## [What to do]
Read through the entries below and return each line with the word "this".

## [Task material]
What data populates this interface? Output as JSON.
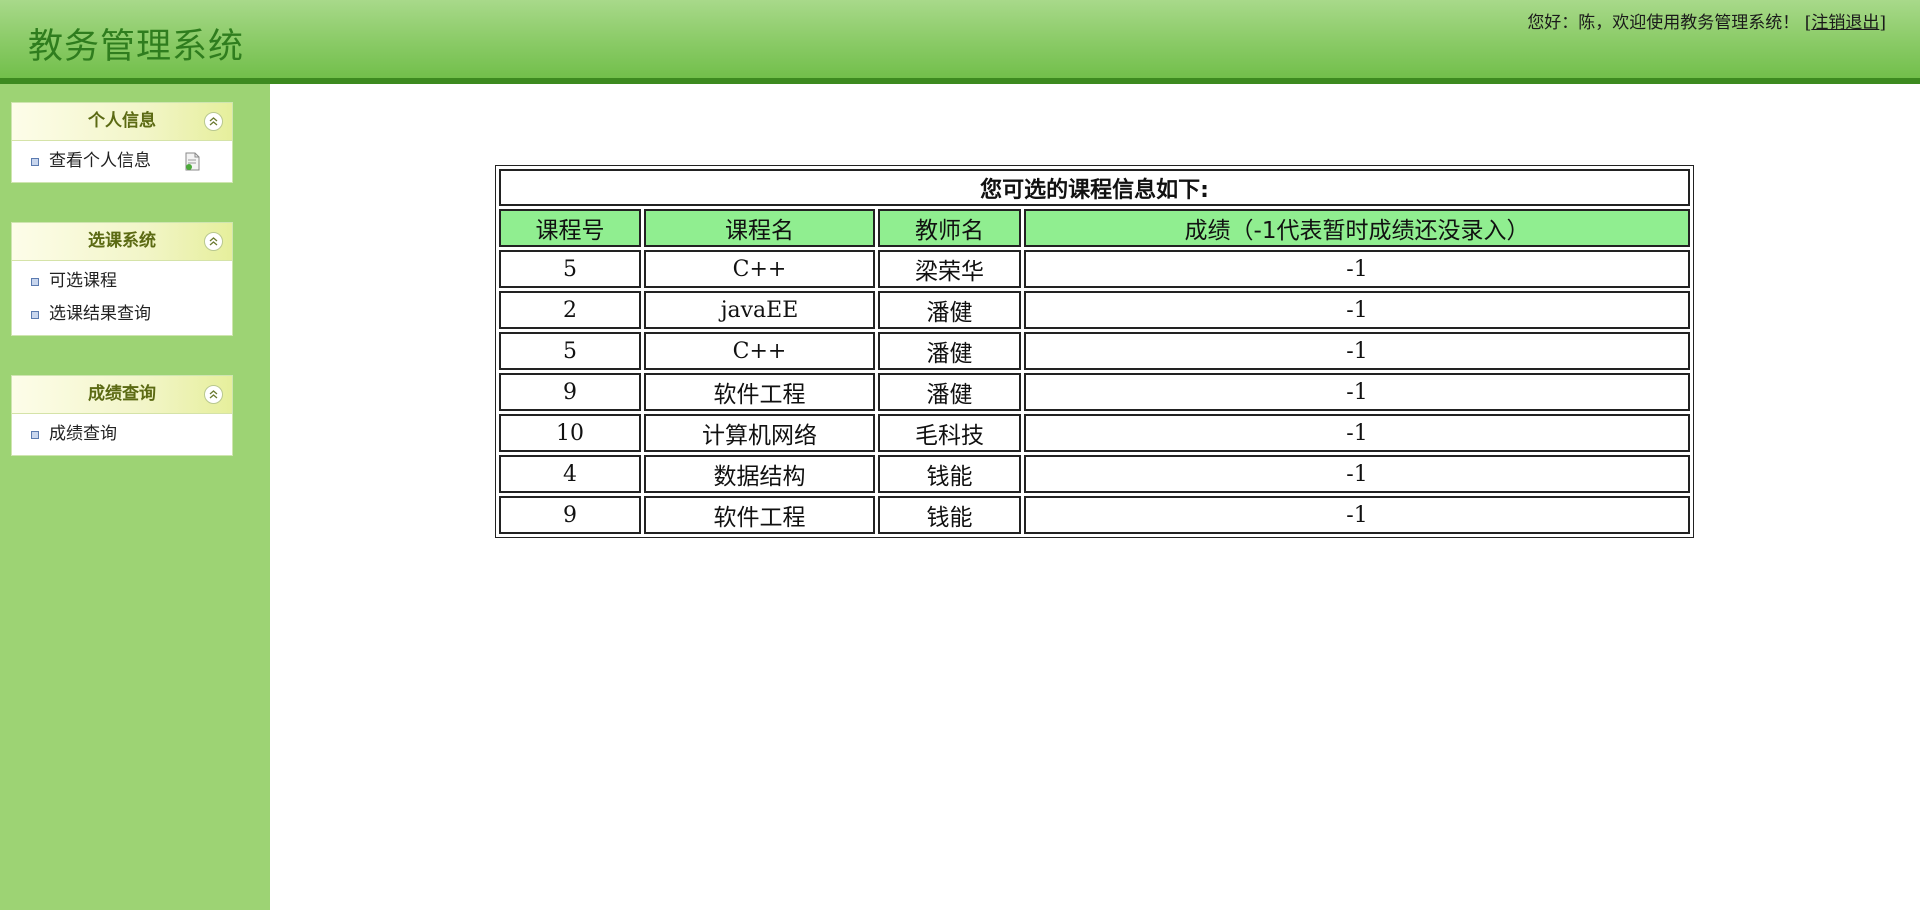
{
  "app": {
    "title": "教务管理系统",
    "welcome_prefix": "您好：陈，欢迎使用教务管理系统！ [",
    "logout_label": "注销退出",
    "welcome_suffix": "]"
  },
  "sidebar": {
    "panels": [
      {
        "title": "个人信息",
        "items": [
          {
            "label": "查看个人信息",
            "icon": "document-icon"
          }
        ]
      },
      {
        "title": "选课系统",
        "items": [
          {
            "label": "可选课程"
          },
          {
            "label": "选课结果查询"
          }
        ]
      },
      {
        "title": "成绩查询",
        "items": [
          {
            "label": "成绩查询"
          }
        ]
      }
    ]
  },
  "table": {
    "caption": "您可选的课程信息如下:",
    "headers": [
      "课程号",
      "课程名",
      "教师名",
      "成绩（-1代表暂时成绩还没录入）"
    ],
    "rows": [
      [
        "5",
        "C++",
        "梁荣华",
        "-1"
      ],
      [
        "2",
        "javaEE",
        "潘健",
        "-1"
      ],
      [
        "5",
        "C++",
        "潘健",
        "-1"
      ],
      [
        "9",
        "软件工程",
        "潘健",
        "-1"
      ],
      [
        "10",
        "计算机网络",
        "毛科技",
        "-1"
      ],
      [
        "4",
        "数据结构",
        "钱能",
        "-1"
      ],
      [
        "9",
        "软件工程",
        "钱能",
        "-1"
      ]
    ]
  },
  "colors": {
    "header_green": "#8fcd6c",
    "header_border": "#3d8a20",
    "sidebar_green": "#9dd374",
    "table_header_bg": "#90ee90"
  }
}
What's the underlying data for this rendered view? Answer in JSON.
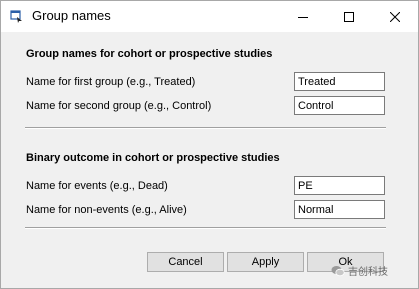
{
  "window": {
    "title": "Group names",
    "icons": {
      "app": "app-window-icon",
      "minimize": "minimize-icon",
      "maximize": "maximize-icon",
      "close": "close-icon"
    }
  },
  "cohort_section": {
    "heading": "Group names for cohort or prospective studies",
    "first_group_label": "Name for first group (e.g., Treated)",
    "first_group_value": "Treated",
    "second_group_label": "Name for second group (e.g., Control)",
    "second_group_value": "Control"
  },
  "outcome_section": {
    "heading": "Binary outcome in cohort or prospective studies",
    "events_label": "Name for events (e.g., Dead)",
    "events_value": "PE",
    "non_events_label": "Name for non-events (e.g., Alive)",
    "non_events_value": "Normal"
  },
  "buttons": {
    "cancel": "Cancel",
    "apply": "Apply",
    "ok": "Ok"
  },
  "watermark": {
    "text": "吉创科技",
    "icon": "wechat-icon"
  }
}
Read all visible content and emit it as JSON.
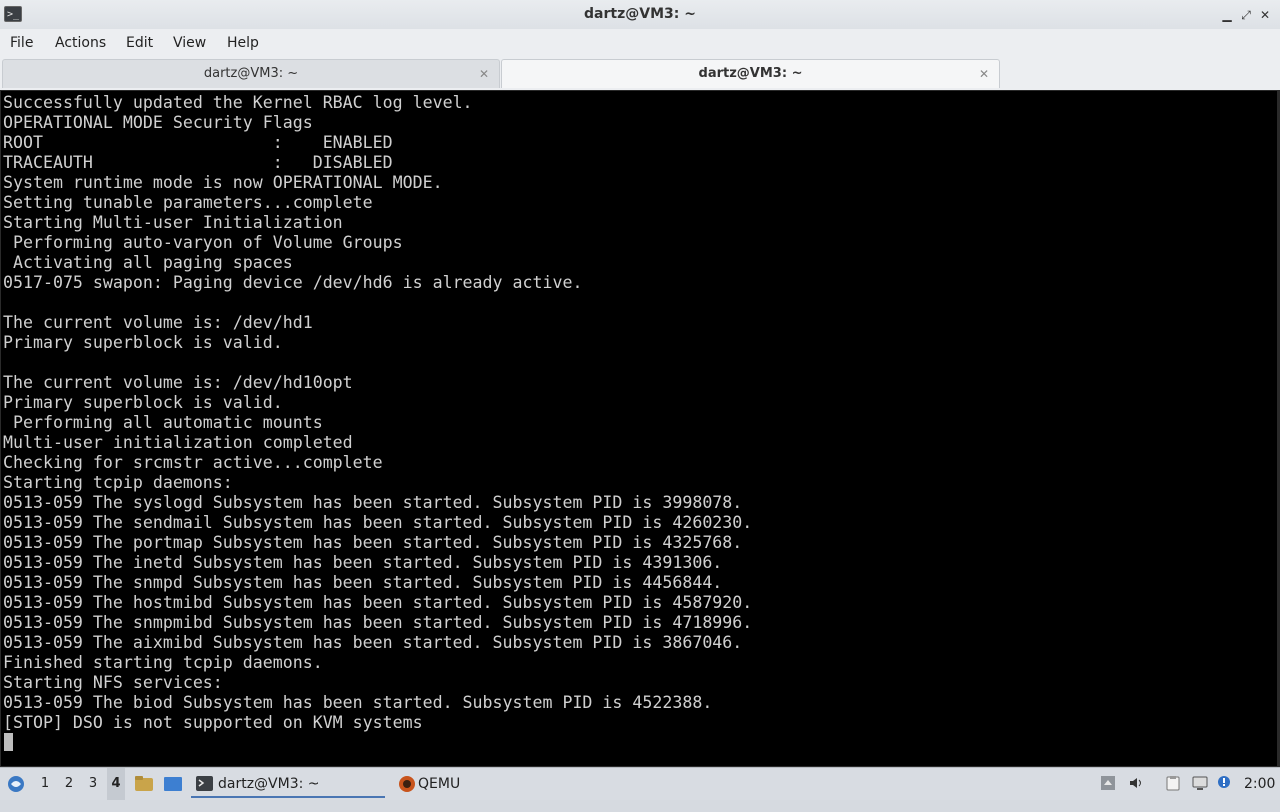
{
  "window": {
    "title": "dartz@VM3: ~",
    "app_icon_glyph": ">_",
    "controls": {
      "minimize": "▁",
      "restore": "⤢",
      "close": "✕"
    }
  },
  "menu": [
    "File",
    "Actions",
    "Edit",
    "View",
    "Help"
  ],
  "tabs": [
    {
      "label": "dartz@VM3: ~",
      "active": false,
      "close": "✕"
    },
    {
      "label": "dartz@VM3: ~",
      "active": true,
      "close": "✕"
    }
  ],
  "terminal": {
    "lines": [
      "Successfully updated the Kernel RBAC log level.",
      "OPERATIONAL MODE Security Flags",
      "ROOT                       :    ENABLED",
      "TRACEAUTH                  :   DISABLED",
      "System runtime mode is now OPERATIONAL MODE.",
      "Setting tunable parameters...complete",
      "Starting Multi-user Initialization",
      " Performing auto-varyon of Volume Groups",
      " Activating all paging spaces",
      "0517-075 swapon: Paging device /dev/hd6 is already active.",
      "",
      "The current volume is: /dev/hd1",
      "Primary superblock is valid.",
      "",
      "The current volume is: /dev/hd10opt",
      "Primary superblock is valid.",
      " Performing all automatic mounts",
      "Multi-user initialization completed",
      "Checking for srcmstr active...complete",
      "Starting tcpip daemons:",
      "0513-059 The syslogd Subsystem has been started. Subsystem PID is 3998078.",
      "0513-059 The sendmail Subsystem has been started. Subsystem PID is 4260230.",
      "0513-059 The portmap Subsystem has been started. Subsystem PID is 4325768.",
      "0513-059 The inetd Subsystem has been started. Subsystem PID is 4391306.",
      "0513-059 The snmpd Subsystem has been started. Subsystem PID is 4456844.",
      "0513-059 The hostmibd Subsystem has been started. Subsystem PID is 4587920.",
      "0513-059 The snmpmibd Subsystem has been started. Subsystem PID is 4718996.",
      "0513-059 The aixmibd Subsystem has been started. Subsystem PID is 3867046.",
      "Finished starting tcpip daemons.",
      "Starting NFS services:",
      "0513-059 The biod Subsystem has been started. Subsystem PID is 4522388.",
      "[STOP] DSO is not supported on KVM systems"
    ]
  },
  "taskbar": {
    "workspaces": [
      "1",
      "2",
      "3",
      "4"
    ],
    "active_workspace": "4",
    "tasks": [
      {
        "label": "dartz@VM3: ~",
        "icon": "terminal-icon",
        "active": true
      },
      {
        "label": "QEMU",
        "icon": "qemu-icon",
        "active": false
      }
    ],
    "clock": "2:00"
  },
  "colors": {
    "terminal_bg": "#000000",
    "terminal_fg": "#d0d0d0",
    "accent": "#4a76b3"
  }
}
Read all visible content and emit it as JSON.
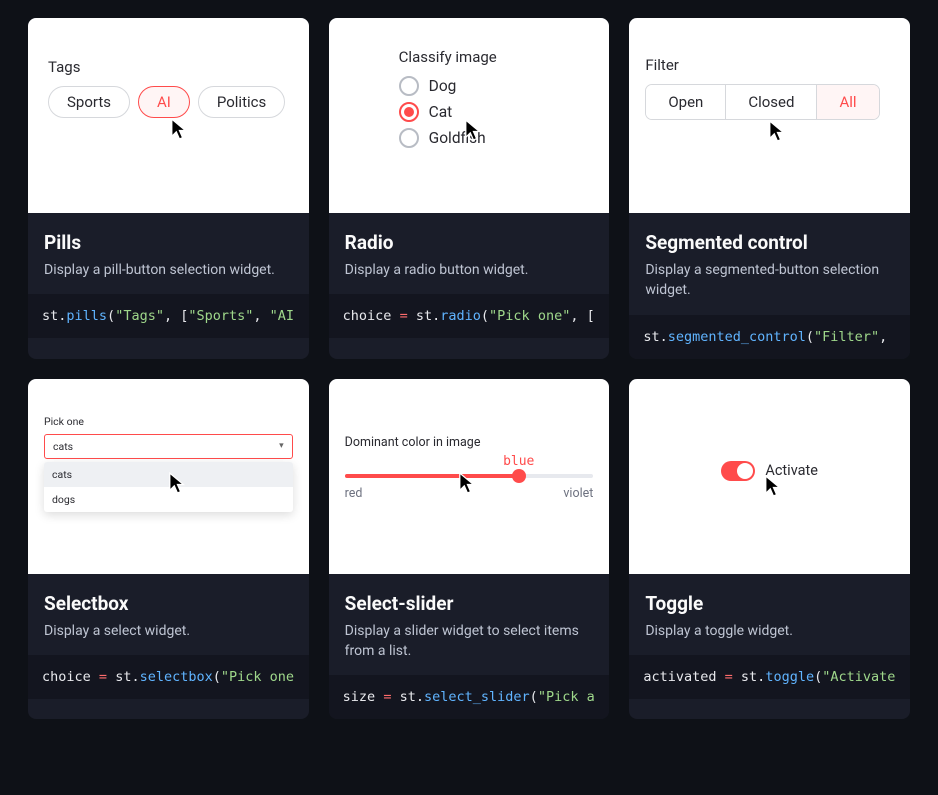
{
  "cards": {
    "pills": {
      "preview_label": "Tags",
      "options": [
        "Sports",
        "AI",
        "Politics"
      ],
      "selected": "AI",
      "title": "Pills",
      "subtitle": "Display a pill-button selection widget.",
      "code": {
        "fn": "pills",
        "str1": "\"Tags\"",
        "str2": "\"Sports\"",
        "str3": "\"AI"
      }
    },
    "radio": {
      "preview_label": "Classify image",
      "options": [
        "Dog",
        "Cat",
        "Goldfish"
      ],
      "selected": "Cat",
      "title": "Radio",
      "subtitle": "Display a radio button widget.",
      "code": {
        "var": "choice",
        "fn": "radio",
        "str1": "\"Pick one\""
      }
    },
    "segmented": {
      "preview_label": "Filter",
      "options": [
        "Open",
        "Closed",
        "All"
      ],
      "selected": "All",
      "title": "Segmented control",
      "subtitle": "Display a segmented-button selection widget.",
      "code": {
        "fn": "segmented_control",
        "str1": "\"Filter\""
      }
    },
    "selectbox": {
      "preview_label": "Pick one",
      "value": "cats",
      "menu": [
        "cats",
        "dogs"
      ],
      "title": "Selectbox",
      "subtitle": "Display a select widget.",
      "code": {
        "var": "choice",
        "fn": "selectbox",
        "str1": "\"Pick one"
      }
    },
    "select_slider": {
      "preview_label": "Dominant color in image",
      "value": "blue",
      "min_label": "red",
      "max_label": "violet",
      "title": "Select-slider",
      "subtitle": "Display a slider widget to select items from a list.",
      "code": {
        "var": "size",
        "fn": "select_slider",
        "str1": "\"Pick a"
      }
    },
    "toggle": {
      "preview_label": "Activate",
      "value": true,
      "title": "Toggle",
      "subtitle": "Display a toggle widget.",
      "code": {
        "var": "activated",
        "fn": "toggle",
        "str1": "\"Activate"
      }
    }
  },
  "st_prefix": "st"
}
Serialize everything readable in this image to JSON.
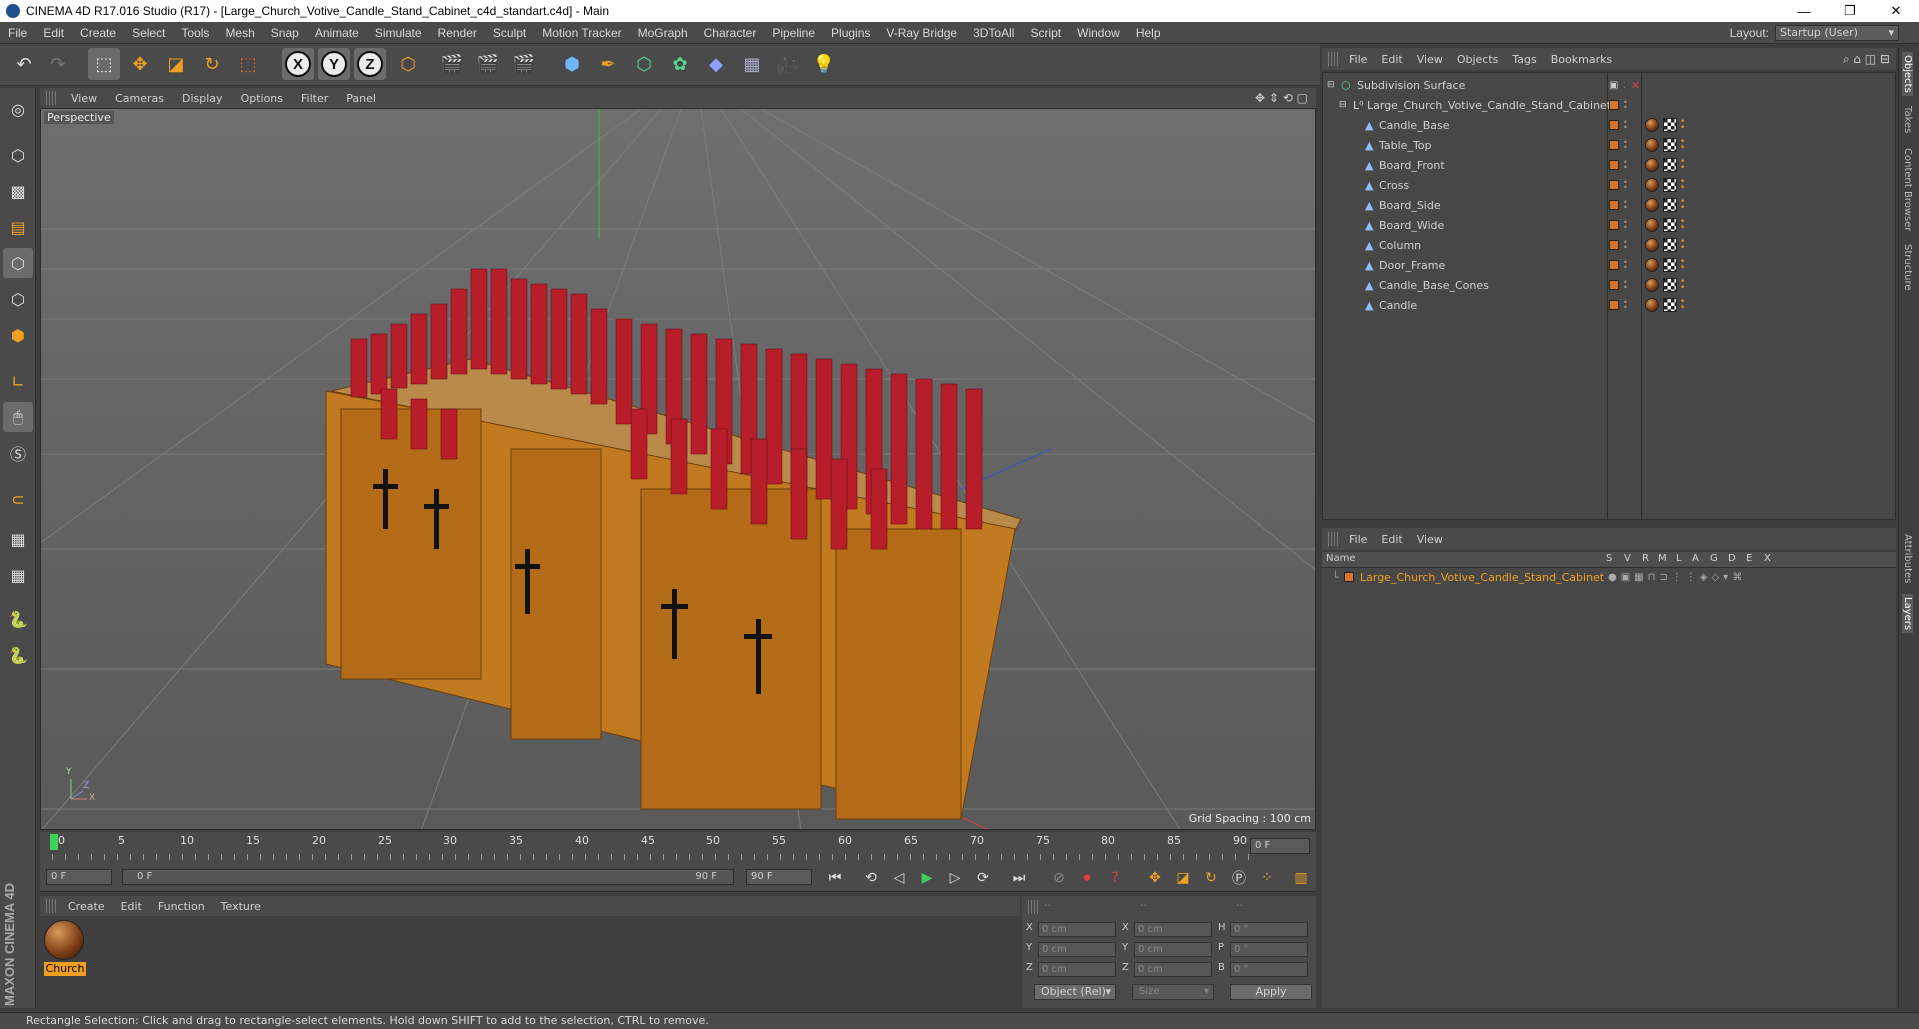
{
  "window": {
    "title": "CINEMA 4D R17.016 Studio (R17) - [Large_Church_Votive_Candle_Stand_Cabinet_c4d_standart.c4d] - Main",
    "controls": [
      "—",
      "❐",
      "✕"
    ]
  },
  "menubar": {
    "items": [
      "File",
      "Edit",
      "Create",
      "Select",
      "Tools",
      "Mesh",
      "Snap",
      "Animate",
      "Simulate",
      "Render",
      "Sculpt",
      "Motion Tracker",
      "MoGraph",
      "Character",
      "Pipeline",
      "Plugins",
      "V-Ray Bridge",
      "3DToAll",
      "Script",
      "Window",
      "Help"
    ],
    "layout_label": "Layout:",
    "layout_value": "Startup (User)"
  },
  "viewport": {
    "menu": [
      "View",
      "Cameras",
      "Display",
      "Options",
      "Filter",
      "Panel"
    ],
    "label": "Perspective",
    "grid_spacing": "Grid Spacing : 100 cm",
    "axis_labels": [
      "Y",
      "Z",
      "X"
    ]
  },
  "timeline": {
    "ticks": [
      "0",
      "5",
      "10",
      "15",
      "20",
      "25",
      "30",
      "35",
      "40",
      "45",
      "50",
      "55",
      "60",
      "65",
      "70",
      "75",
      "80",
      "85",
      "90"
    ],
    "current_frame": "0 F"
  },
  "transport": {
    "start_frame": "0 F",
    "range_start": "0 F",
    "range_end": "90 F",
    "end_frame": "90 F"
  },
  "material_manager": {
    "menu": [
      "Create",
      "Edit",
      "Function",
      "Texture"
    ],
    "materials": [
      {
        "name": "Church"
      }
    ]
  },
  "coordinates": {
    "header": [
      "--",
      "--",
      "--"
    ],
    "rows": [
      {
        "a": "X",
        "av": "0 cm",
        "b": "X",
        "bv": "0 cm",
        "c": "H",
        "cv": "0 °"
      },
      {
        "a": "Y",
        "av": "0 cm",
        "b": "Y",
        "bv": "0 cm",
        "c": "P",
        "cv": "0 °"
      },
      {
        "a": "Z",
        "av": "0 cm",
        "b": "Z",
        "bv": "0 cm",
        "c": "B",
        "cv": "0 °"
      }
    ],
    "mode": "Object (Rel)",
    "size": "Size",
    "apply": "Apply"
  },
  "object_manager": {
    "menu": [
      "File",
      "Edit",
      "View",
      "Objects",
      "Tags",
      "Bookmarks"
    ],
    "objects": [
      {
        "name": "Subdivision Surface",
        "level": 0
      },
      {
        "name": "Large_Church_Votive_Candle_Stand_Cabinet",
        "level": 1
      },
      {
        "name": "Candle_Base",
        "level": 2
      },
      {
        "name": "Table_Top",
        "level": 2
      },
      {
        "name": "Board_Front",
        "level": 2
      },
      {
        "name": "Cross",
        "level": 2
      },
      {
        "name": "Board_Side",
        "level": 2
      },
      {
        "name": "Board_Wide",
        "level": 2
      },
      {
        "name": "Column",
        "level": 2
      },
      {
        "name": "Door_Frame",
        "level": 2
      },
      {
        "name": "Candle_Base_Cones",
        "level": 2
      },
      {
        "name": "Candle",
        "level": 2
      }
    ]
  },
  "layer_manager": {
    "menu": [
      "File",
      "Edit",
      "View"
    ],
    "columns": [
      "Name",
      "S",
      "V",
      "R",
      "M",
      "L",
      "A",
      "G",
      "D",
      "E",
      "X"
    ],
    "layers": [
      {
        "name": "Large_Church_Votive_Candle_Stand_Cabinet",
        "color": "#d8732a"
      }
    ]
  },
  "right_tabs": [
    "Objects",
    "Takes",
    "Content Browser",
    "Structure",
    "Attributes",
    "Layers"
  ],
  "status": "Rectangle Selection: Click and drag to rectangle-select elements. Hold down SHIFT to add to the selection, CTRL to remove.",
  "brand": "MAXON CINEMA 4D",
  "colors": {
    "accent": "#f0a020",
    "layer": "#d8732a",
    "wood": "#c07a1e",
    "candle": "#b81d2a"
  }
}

## [Completed task]
What data populates this interface? Output as JSON.
What's the underlying data for this rendered view? Answer in JSON.
Serialize everything readable in this image to JSON.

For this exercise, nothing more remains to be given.